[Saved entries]
* * * * * * *
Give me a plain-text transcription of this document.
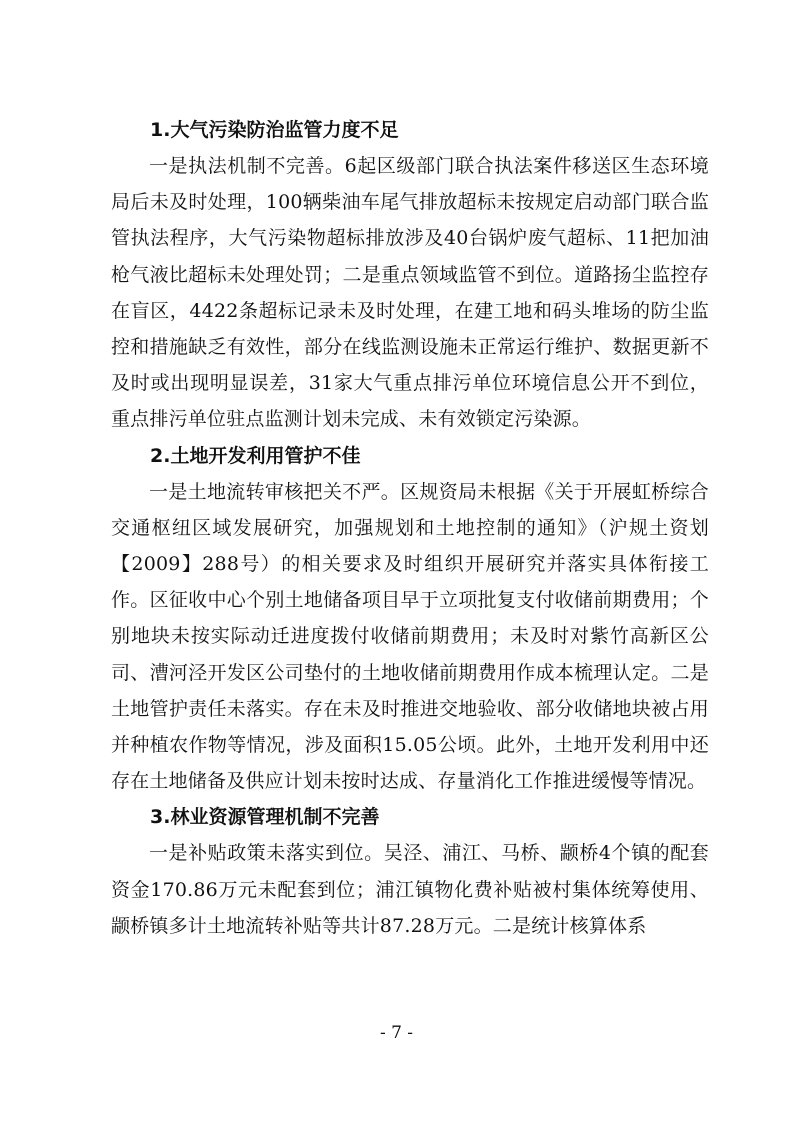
1.大气污染防治监管力度不足

一是执法机制不完善。6起区级部门联合执法案件移送区生态环境局后未及时处理，100辆柴油车尾气排放超标未按规定启动部门联合监管执法程序，大气污染物超标排放涉及40台锅炉废气超标、11把加油枪气液比超标未处理处罚；二是重点领域监管不到位。道路扬尘监控存在盲区，4422条超标记录未及时处理，在建工地和码头堆场的防尘监控和措施缺乏有效性，部分在线监测设施未正常运行维护、数据更新不及时或出现明显误差，31家大气重点排污单位环境信息公开不到位，重点排污单位驻点监测计划未完成、未有效锁定污染源。

2.土地开发利用管护不佳

一是土地流转审核把关不严。区规资局未根据《关于开展虹桥综合交通枢纽区域发展研究，加强规划和土地控制的通知》（沪规土资划【2009】288号）的相关要求及时组织开展研究并落实具体衔接工作。区征收中心个别土地储备项目早于立项批复支付收储前期费用；个别地块未按实际动迁进度拨付收储前期费用；未及时对紫竹高新区公司、漕河泾开发区公司垫付的土地收储前期费用作成本梳理认定。二是土地管护责任未落实。存在未及时推进交地验收、部分收储地块被占用并种植农作物等情况，涉及面积15.05公顷。此外，土地开发利用中还存在土地储备及供应计划未按时达成、存量消化工作推进缓慢等情况。

3.林业资源管理机制不完善

一是补贴政策未落实到位。吴泾、浦江、马桥、颛桥4个镇的配套资金170.86万元未配套到位；浦江镇物化费补贴被村集体统筹使用、颛桥镇多计土地流转补贴等共计87.28万元。二是统计核算体系

- 7 -
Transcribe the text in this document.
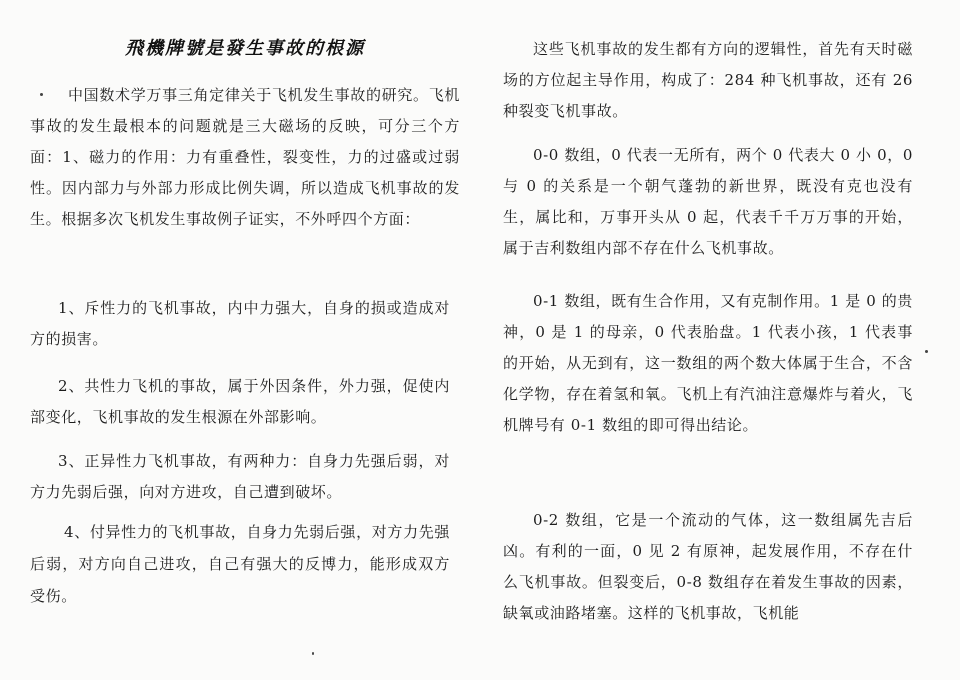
飛機牌號是發生事故的根源

中国数术学万事三角定律关于飞机发生事故的研究。飞机事故的发生最根本的问题就是三大磁场的反映，可分三个方面：1、磁力的作用：力有重叠性，裂变性，力的过盛或过弱性。因内部力与外部力形成比例失调，所以造成飞机事故的发生。根据多次飞机发生事故例子证实，不外呼四个方面：

1、斥性力的飞机事故，内中力强大，自身的损或造成对方的损害。

2、共性力飞机的事故，属于外因条件，外力强，促使内部变化，飞机事故的发生根源在外部影响。

3、正异性力飞机事故，有两种力：自身力先强后弱，对方力先弱后强，向对方进攻，自己遭到破坏。

4、付异性力的飞机事故，自身力先弱后强，对方力先强后弱，对方向自己进攻，自己有强大的反博力，能形成双方受伤。

这些飞机事故的发生都有方向的逻辑性，首先有天时磁场的方位起主导作用，构成了：284 种飞机事故，还有 26 种裂变飞机事故。

0-0 数组，0 代表一无所有，两个 0 代表大 0 小 0，0 与 0 的关系是一个朝气蓬勃的新世界，既没有克也没有生，属比和，万事开头从 0 起，代表千千万万事的开始，属于吉利数组内部不存在什么飞机事故。

0-1 数组，既有生合作用，又有克制作用。1 是 0 的贵神，0 是 1 的母亲，0 代表胎盘。1 代表小孩，1 代表事的开始，从无到有，这一数组的两个数大体属于生合，不含化学物，存在着氢和氧。飞机上有汽油注意爆炸与着火，飞机牌号有 0-1 数组的即可得出结论。

0-2 数组，它是一个流动的气体，这一数组属先吉后凶。有利的一面，0 见 2 有原神，起发展作用，不存在什么飞机事故。但裂变后，0-8 数组存在着发生事故的因素，缺氧或油路堵塞。这样的飞机事故，飞机能
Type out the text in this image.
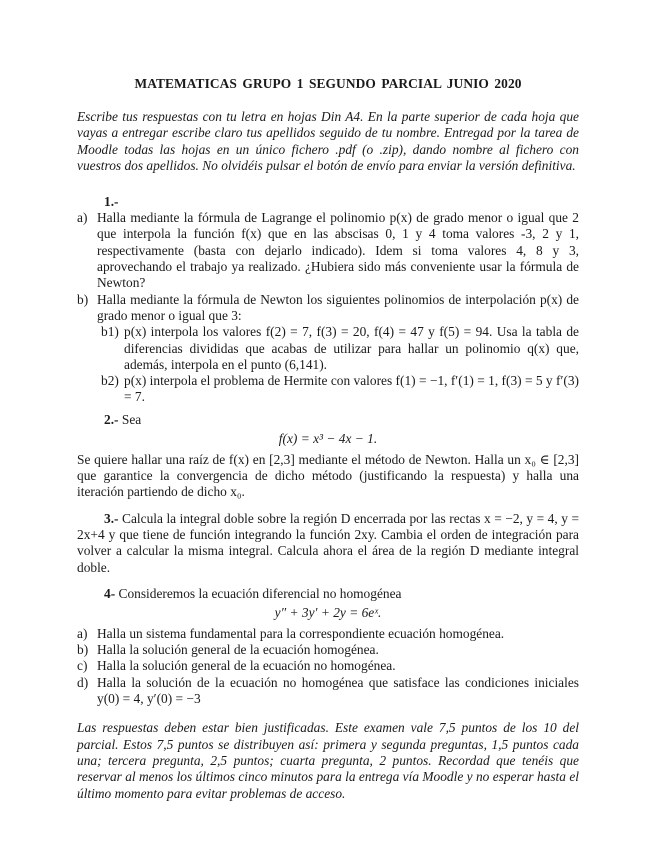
MATEMATICAS GRUPO 1 SEGUNDO PARCIAL JUNIO 2020

Escribe tus respuestas con tu letra en hojas Din A4. En la parte superior de cada hoja que vayas a entregar escribe claro tus apellidos seguido de tu nombre. Entregad por la tarea de Moodle todas las hojas en un único fichero .pdf (o .zip), dando nombre al fichero con vuestros dos apellidos. No olvidéis pulsar el botón de envío para enviar la versión definitiva.

1.-
a) Halla mediante la fórmula de Lagrange el polinomio p(x) de grado menor o igual que 2 que interpola la función f(x) que en las abscisas 0, 1 y 4 toma valores -3, 2 y 1, respectivamente (basta con dejarlo indicado). Idem si toma valores 4, 8 y 3, aprovechando el trabajo ya realizado. ¿Hubiera sido más conveniente usar la fórmula de Newton?
b) Halla mediante la fórmula de Newton los siguientes polinomios de interpolación p(x) de grado menor o igual que 3:
b1) p(x) interpola los valores f(2) = 7, f(3) = 20, f(4) = 47 y f(5) = 94. Usa la tabla de diferencias divididas que acabas de utilizar para hallar un polinomio q(x) que, además, interpola en el punto (6,141).
b2) p(x) interpola el problema de Hermite con valores f(1) = −1, f′(1) = 1, f(3) = 5 y f′(3) = 7.
2.- Sea
f(x) = x³ − 4x − 1.

Se quiere hallar una raíz de f(x) en [2,3] mediante el método de Newton. Halla un x₀ ∈ [2,3] que garantice la convergencia de dicho método (justificando la respuesta) y halla una iteración partiendo de dicho x₀.

3.- Calcula la integral doble sobre la región D encerrada por las rectas x = −2, y = 4, y = 2x+4 y que tiene de función integrando la función 2xy. Cambia el orden de integración para volver a calcular la misma integral. Calcula ahora el área de la región D mediante integral doble.

4- Consideremos la ecuación diferencial no homogénea
y″ + 3y′ + 2y = 6eˣ.
a) Halla un sistema fundamental para la correspondiente ecuación homogénea.
b) Halla la solución general de la ecuación homogénea.
c) Halla la solución general de la ecuación no homogénea.
d) Halla la solución de la ecuación no homogénea que satisface las condiciones iniciales y(0) = 4, y′(0) = −3

Las respuestas deben estar bien justificadas. Este examen vale 7,5 puntos de los 10 del parcial. Estos 7,5 puntos se distribuyen así: primera y segunda preguntas, 1,5 puntos cada una; tercera pregunta, 2,5 puntos; cuarta pregunta, 2 puntos. Recordad que tenéis que reservar al menos los últimos cinco minutos para la entrega vía Moodle y no esperar hasta el último momento para evitar problemas de acceso.
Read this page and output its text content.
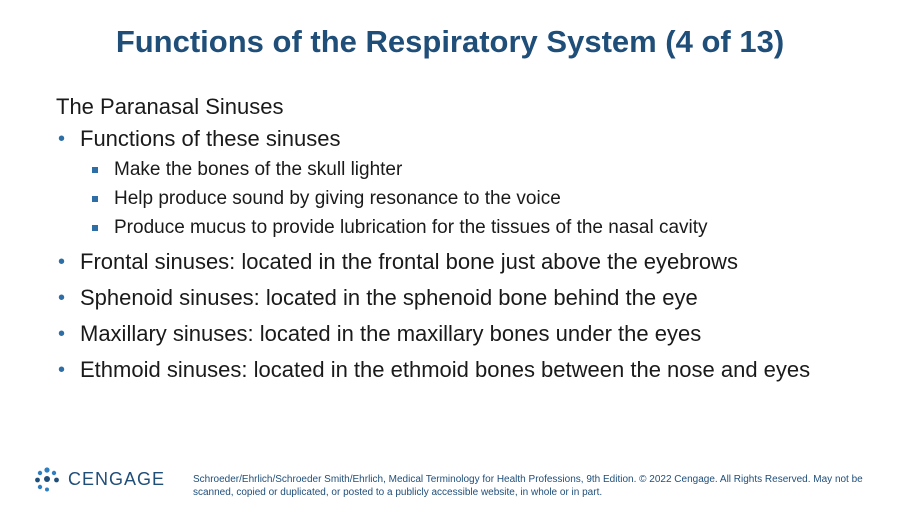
Functions of the Respiratory System (4 of 13)

The Paranasal Sinuses

• Functions of these sinuses
Make the bones of the skull lighter
Help produce sound by giving resonance to the voice
Produce mucus to provide lubrication for the tissues of the nasal cavity
• Frontal sinuses: located in the frontal bone just above the eyebrows
• Sphenoid sinuses: located in the sphenoid bone behind the eye
• Maxillary sinuses: located in the maxillary bones under the eyes
• Ethmoid sinuses: located in the ethmoid bones between the nose and eyes
CENGAGE	Schroeder/Ehrlich/Schroeder Smith/Ehrlich, Medical Terminology for Health Professions, 9th Edition. © 2022 Cengage. All Rights Reserved. May not be scanned, copied or duplicated, or posted to a publicly accessible website, in whole or in part.
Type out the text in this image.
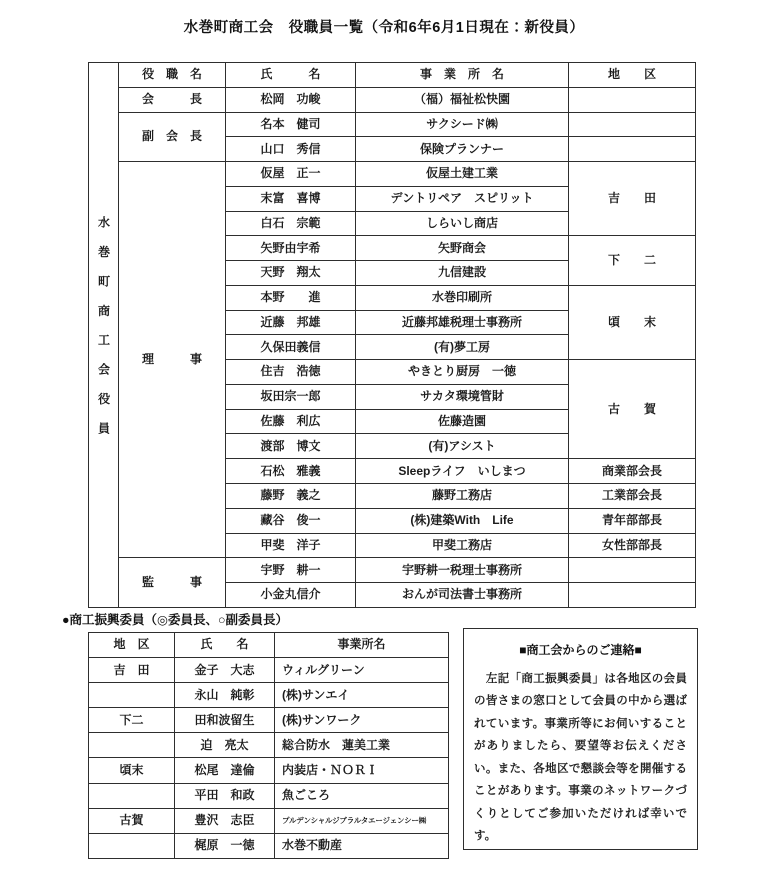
水巻町商工会　役職員一覧（令和6年6月1日現在：新役員）
水巻町商工会役員	役　職　名	氏　　　名	事　業　所　名	地　　区
	会　　　長	松岡　功峻	（福）福祉松快園	
	副　会　長	名本　健司	サクシード㈱	
		山口　秀信	保険プランナー	
	理　　　事	仮屋　正一	仮屋土建工業	吉　　田
		末富　喜博	デントリペア　スピリット	
		白石　宗範	しらいし商店	
		矢野由宇希	矢野商会	下　　二
		天野　翔太	九信建設	
		本野　　進	水巻印刷所	頃　　末
		近藤　邦雄	近藤邦雄税理士事務所	
		久保田義信	(有)夢工房	
		住吉　浩徳	やきとり厨房　一徳	古　　賀
		坂田宗一郎	サカタ環境管財	
		佐藤　利広	佐藤造園	
		渡部　博文	(有)アシスト	
		石松　雅義	Sleepライフ　いしまつ	商業部会長
		藤野　義之	藤野工務店	工業部会長
		藏谷　俊一	(株)建築With　Life	青年部部長
		甲斐　洋子	甲斐工務店	女性部部長
	監　　　事	宇野　耕一	宇野耕一税理士事務所	
		小金丸信介	おんが司法書士事務所	
●商工振興委員（◎委員長、○副委員長）
地　区	氏　　名	事業所名
吉　田	金子　大志	ウィルグリーン
	永山　純彰	(株)サンエイ
下二	田和波留生	(株)サンワーク
	迫　亮太	総合防水　蓮美工業
頃末	松尾　達倫	内装店・ＮＯＲＩ
	平田　和政	魚ごころ
古賀	豊沢　志臣	プルデンシャルジブラルタエージェンシー㈱
	梶原　一徳	水巻不動産
■商工会からのご連絡■
　左記「商工振興委員」は各地区の会員の皆さまの窓口として会員の中から選ばれています。事業所等にお伺いすることがありましたら、要望等お伝えください。また、各地区で懇談会等を開催することがあります。事業のネットワークづくりとしてご参加いただければ幸いです。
* * * * * * *
WHAT YOU SHOULD DO
Copy out all lines that carry the word "Newton".

RESPONSE TO THIS EXERCISE
a) Halla mediante la fórmula de Lagrange el polinomio p(x) de grado menor o igual que 2 que interpola la función f(x) que en las abscisas 0, 1 y 4 toma valores -3, 2 y 1, respectivamente (basta con dejarlo indicado). Idem si toma valores 4, 8 y 3, aprovechando el trabajo ya realizado. ¿Hubiera sido más conveniente usar la fórmula de Newton?
b) Halla mediante la fórmula de Newton los siguientes polinomios de interpolación p(x) de grado menor o igual que 3:
Se quiere hallar una raíz de f(x) en [2,3] mediante el método de Newton. Halla un x₀ ∈ [2,3] que garantice la convergencia de dicho método (justificando la respuesta) y halla una iteración partiendo de dicho x₀.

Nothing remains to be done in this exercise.